■ **Directive**:
Filter these entries so that only lines with the word "加强学生行为习惯的养成教育" remain.

■ **Record excerpts**:
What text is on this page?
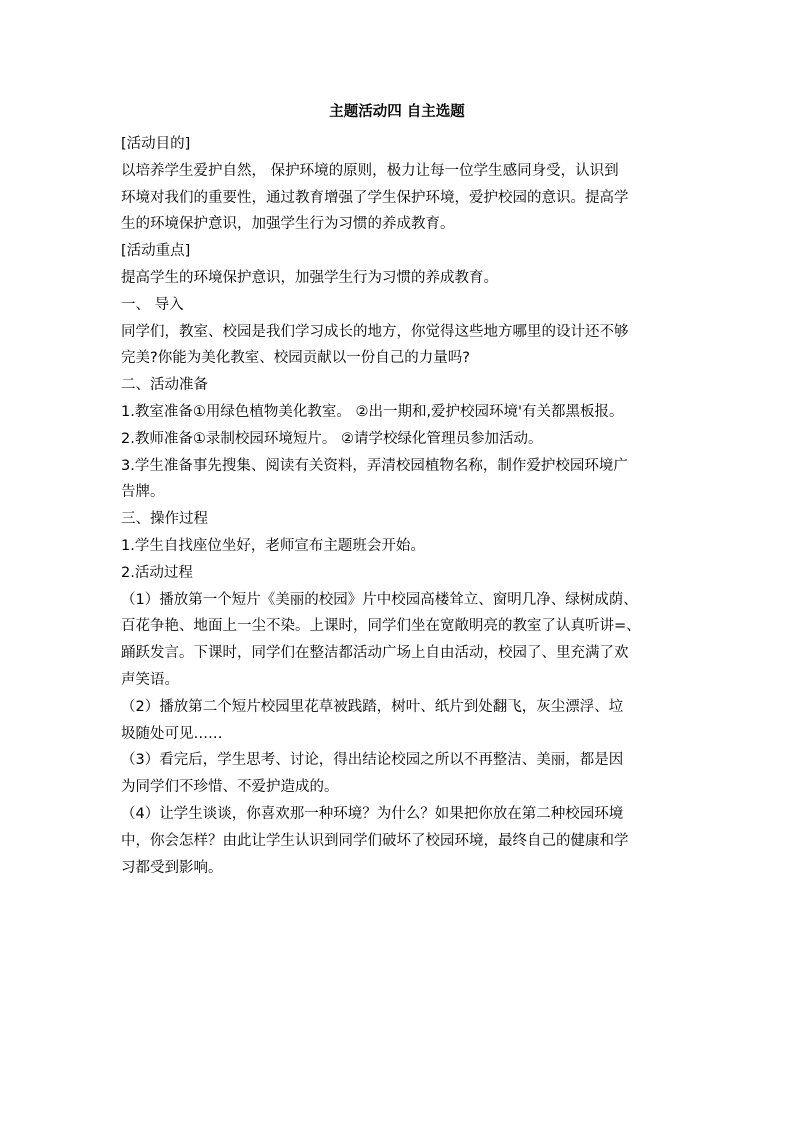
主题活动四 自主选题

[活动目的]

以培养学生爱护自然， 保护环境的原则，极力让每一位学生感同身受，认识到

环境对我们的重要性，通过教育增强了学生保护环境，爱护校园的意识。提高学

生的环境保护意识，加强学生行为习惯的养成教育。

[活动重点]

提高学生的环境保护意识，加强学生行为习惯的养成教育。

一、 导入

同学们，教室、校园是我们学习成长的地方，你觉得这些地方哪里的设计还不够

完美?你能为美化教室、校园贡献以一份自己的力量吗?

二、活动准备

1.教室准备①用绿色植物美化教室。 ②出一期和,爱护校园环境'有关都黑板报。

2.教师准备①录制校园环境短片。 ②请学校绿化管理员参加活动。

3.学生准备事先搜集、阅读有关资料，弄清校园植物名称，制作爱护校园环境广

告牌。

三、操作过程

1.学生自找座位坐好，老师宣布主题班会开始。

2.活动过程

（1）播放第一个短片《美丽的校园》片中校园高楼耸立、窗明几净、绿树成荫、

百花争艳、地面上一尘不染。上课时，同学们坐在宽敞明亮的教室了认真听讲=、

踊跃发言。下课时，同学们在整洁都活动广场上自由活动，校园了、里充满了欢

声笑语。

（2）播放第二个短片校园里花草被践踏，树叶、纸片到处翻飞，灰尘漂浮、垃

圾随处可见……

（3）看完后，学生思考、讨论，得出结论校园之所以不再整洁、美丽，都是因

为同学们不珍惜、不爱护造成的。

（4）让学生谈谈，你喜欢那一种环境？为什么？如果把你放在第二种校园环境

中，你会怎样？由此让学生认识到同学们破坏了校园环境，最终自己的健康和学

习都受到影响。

■ **Answer to the task**:
生的环境保护意识，加强学生行为习惯的养成教育。
提高学生的环境保护意识，加强学生行为习惯的养成教育。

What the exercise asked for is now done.